### YOUR TASK:
Repeat the data word for word. Do not include the pictures.

### RECORDS FOR THE EXERCISE:

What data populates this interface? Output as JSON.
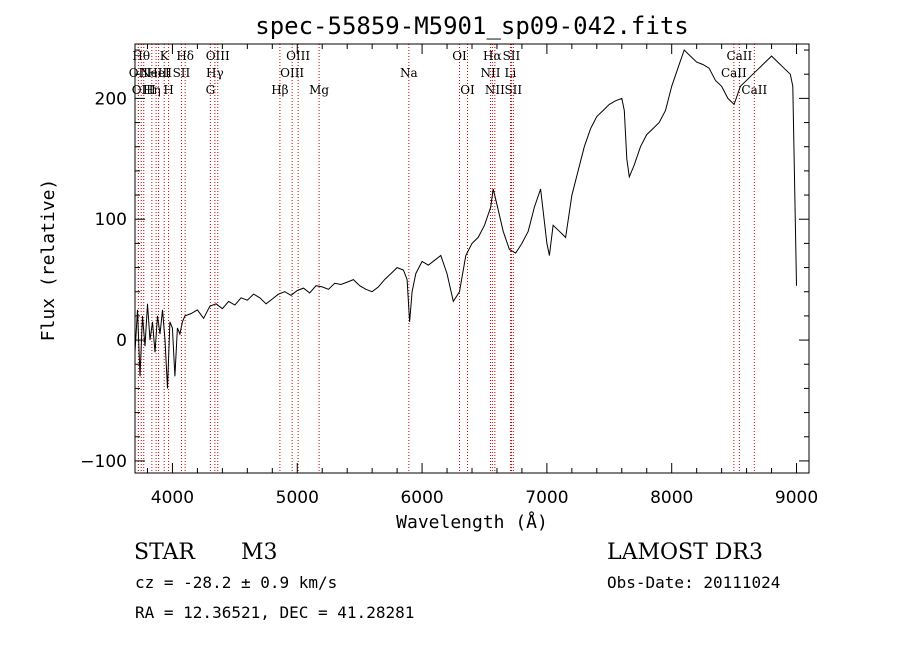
{
  "chart_data": {
    "type": "line",
    "title": "spec-55859-M5901_sp09-042.fits",
    "xlabel": "Wavelength (Å)",
    "ylabel": "Flux (relative)",
    "xlim": [
      3700,
      9100
    ],
    "ylim": [
      -110,
      245
    ],
    "xticks": [
      4000,
      5000,
      6000,
      7000,
      8000,
      9000
    ],
    "yticks": [
      -100,
      0,
      100,
      200
    ],
    "x_minor_step": 200,
    "y_minor_step": 20,
    "line_color": "#000000",
    "marker_color": "#cc0000",
    "spectrum": {
      "x": [
        3700,
        3720,
        3740,
        3760,
        3780,
        3800,
        3820,
        3840,
        3860,
        3880,
        3900,
        3920,
        3940,
        3960,
        3980,
        4000,
        4020,
        4040,
        4060,
        4080,
        4100,
        4150,
        4200,
        4250,
        4300,
        4350,
        4400,
        4450,
        4500,
        4550,
        4600,
        4650,
        4700,
        4750,
        4800,
        4850,
        4900,
        4950,
        5000,
        5050,
        5100,
        5150,
        5200,
        5250,
        5300,
        5350,
        5400,
        5450,
        5500,
        5550,
        5600,
        5650,
        5700,
        5750,
        5800,
        5850,
        5880,
        5900,
        5920,
        5950,
        6000,
        6050,
        6100,
        6150,
        6200,
        6250,
        6300,
        6350,
        6400,
        6450,
        6500,
        6550,
        6570,
        6600,
        6650,
        6700,
        6750,
        6800,
        6850,
        6900,
        6950,
        7000,
        7020,
        7050,
        7100,
        7150,
        7200,
        7250,
        7300,
        7350,
        7400,
        7450,
        7500,
        7550,
        7600,
        7620,
        7640,
        7660,
        7700,
        7750,
        7800,
        7850,
        7900,
        7950,
        8000,
        8050,
        8100,
        8150,
        8200,
        8250,
        8300,
        8350,
        8400,
        8450,
        8500,
        8550,
        8600,
        8650,
        8700,
        8750,
        8800,
        8850,
        8900,
        8950,
        8970,
        9000
      ],
      "y": [
        -10,
        25,
        -30,
        20,
        -5,
        30,
        0,
        15,
        -10,
        20,
        5,
        25,
        0,
        -40,
        15,
        10,
        -30,
        10,
        5,
        15,
        20,
        22,
        25,
        18,
        28,
        30,
        26,
        32,
        29,
        35,
        33,
        38,
        35,
        30,
        34,
        38,
        40,
        37,
        41,
        43,
        39,
        45,
        44,
        42,
        47,
        46,
        48,
        50,
        45,
        42,
        40,
        44,
        50,
        55,
        60,
        58,
        50,
        15,
        40,
        55,
        65,
        62,
        66,
        70,
        55,
        32,
        40,
        70,
        80,
        85,
        95,
        110,
        125,
        112,
        90,
        75,
        72,
        80,
        90,
        110,
        125,
        80,
        70,
        95,
        90,
        85,
        120,
        140,
        160,
        175,
        185,
        190,
        195,
        198,
        200,
        190,
        150,
        135,
        145,
        160,
        170,
        175,
        180,
        190,
        210,
        225,
        240,
        235,
        230,
        228,
        225,
        215,
        210,
        200,
        195,
        210,
        215,
        220,
        225,
        230,
        235,
        230,
        225,
        220,
        210,
        45
      ]
    },
    "lines": [
      {
        "wl": 3727,
        "label": "OII",
        "row": 1
      },
      {
        "wl": 3750,
        "label": "Hθ",
        "row": 0
      },
      {
        "wl": 3770,
        "label": "OIII",
        "row": 2
      },
      {
        "wl": 3835,
        "label": "Hη",
        "row": 2
      },
      {
        "wl": 3869,
        "label": "NeIII",
        "row": 1
      },
      {
        "wl": 3889,
        "label": "HeI",
        "row": 1
      },
      {
        "wl": 3934,
        "label": "K",
        "row": 0
      },
      {
        "wl": 3969,
        "label": "H",
        "row": 2
      },
      {
        "wl": 4072,
        "label": "SII",
        "row": 1
      },
      {
        "wl": 4102,
        "label": "Hδ",
        "row": 0
      },
      {
        "wl": 4304,
        "label": "G",
        "row": 2
      },
      {
        "wl": 4340,
        "label": "Hγ",
        "row": 1
      },
      {
        "wl": 4363,
        "label": "OIII",
        "row": 0
      },
      {
        "wl": 4861,
        "label": "Hβ",
        "row": 2
      },
      {
        "wl": 4959,
        "label": "OIII",
        "row": 1
      },
      {
        "wl": 5007,
        "label": "OIII",
        "row": 0
      },
      {
        "wl": 5175,
        "label": "Mg",
        "row": 2
      },
      {
        "wl": 5894,
        "label": "Na",
        "row": 1
      },
      {
        "wl": 6300,
        "label": "OI",
        "row": 0
      },
      {
        "wl": 6364,
        "label": "OI",
        "row": 2
      },
      {
        "wl": 6548,
        "label": "NII",
        "row": 1
      },
      {
        "wl": 6563,
        "label": "Hα",
        "row": 0
      },
      {
        "wl": 6583,
        "label": "NII",
        "row": 2
      },
      {
        "wl": 6708,
        "label": "Li",
        "row": 1
      },
      {
        "wl": 6716,
        "label": "SII",
        "row": 0
      },
      {
        "wl": 6731,
        "label": "SII",
        "row": 2
      },
      {
        "wl": 8498,
        "label": "CaII",
        "row": 1
      },
      {
        "wl": 8542,
        "label": "CaII",
        "row": 0
      },
      {
        "wl": 8662,
        "label": "CaII",
        "row": 2
      }
    ]
  },
  "info": {
    "object_class": "STAR",
    "subclass": "M3",
    "survey": "LAMOST DR3",
    "redshift": "cz = -28.2 ± 0.9 km/s",
    "obs_date": "Obs-Date: 20111024",
    "coords": "RA =  12.36521, DEC =  41.28281"
  }
}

### THE SOLUTION:
What data populates this interface? Output as JSON.
{
  "chart_data": {
    "type": "line",
    "title": "spec-55859-M5901_sp09-042.fits",
    "xlabel": "Wavelength (Å)",
    "ylabel": "Flux (relative)",
    "xlim": [
      3700,
      9100
    ],
    "ylim": [
      -110,
      245
    ],
    "xticks": [
      4000,
      5000,
      6000,
      7000,
      8000,
      9000
    ],
    "yticks": [
      -100,
      0,
      100,
      200
    ],
    "x_minor_step": 200,
    "y_minor_step": 20,
    "line_color": "#000000",
    "marker_color": "#cc0000",
    "spectrum": {
      "x": [
        3700,
        3720,
        3740,
        3760,
        3780,
        3800,
        3820,
        3840,
        3860,
        3880,
        3900,
        3920,
        3940,
        3960,
        3980,
        4000,
        4020,
        4040,
        4060,
        4080,
        4100,
        4150,
        4200,
        4250,
        4300,
        4350,
        4400,
        4450,
        4500,
        4550,
        4600,
        4650,
        4700,
        4750,
        4800,
        4850,
        4900,
        4950,
        5000,
        5050,
        5100,
        5150,
        5200,
        5250,
        5300,
        5350,
        5400,
        5450,
        5500,
        5550,
        5600,
        5650,
        5700,
        5750,
        5800,
        5850,
        5880,
        5900,
        5920,
        5950,
        6000,
        6050,
        6100,
        6150,
        6200,
        6250,
        6300,
        6350,
        6400,
        6450,
        6500,
        6550,
        6570,
        6600,
        6650,
        6700,
        6750,
        6800,
        6850,
        6900,
        6950,
        7000,
        7020,
        7050,
        7100,
        7150,
        7200,
        7250,
        7300,
        7350,
        7400,
        7450,
        7500,
        7550,
        7600,
        7620,
        7640,
        7660,
        7700,
        7750,
        7800,
        7850,
        7900,
        7950,
        8000,
        8050,
        8100,
        8150,
        8200,
        8250,
        8300,
        8350,
        8400,
        8450,
        8500,
        8550,
        8600,
        8650,
        8700,
        8750,
        8800,
        8850,
        8900,
        8950,
        8970,
        9000
      ],
      "y": [
        -10,
        25,
        -30,
        20,
        -5,
        30,
        0,
        15,
        -10,
        20,
        5,
        25,
        0,
        -40,
        15,
        10,
        -30,
        10,
        5,
        15,
        20,
        22,
        25,
        18,
        28,
        30,
        26,
        32,
        29,
        35,
        33,
        38,
        35,
        30,
        34,
        38,
        40,
        37,
        41,
        43,
        39,
        45,
        44,
        42,
        47,
        46,
        48,
        50,
        45,
        42,
        40,
        44,
        50,
        55,
        60,
        58,
        50,
        15,
        40,
        55,
        65,
        62,
        66,
        70,
        55,
        32,
        40,
        70,
        80,
        85,
        95,
        110,
        125,
        112,
        90,
        75,
        72,
        80,
        90,
        110,
        125,
        80,
        70,
        95,
        90,
        85,
        120,
        140,
        160,
        175,
        185,
        190,
        195,
        198,
        200,
        190,
        150,
        135,
        145,
        160,
        170,
        175,
        180,
        190,
        210,
        225,
        240,
        235,
        230,
        228,
        225,
        215,
        210,
        200,
        195,
        210,
        215,
        220,
        225,
        230,
        235,
        230,
        225,
        220,
        210,
        45
      ]
    },
    "lines": [
      {
        "wl": 3727,
        "label": "OII",
        "row": 1
      },
      {
        "wl": 3750,
        "label": "Hθ",
        "row": 0
      },
      {
        "wl": 3770,
        "label": "OIII",
        "row": 2
      },
      {
        "wl": 3835,
        "label": "Hη",
        "row": 2
      },
      {
        "wl": 3869,
        "label": "NeIII",
        "row": 1
      },
      {
        "wl": 3889,
        "label": "HeI",
        "row": 1
      },
      {
        "wl": 3934,
        "label": "K",
        "row": 0
      },
      {
        "wl": 3969,
        "label": "H",
        "row": 2
      },
      {
        "wl": 4072,
        "label": "SII",
        "row": 1
      },
      {
        "wl": 4102,
        "label": "Hδ",
        "row": 0
      },
      {
        "wl": 4304,
        "label": "G",
        "row": 2
      },
      {
        "wl": 4340,
        "label": "Hγ",
        "row": 1
      },
      {
        "wl": 4363,
        "label": "OIII",
        "row": 0
      },
      {
        "wl": 4861,
        "label": "Hβ",
        "row": 2
      },
      {
        "wl": 4959,
        "label": "OIII",
        "row": 1
      },
      {
        "wl": 5007,
        "label": "OIII",
        "row": 0
      },
      {
        "wl": 5175,
        "label": "Mg",
        "row": 2
      },
      {
        "wl": 5894,
        "label": "Na",
        "row": 1
      },
      {
        "wl": 6300,
        "label": "OI",
        "row": 0
      },
      {
        "wl": 6364,
        "label": "OI",
        "row": 2
      },
      {
        "wl": 6548,
        "label": "NII",
        "row": 1
      },
      {
        "wl": 6563,
        "label": "Hα",
        "row": 0
      },
      {
        "wl": 6583,
        "label": "NII",
        "row": 2
      },
      {
        "wl": 6708,
        "label": "Li",
        "row": 1
      },
      {
        "wl": 6716,
        "label": "SII",
        "row": 0
      },
      {
        "wl": 6731,
        "label": "SII",
        "row": 2
      },
      {
        "wl": 8498,
        "label": "CaII",
        "row": 1
      },
      {
        "wl": 8542,
        "label": "CaII",
        "row": 0
      },
      {
        "wl": 8662,
        "label": "CaII",
        "row": 2
      }
    ]
  },
  "info": {
    "object_class": "STAR",
    "subclass": "M3",
    "survey": "LAMOST DR3",
    "redshift": "cz = -28.2 ± 0.9 km/s",
    "obs_date": "Obs-Date: 20111024",
    "coords": "RA =  12.36521, DEC =  41.28281"
  }
}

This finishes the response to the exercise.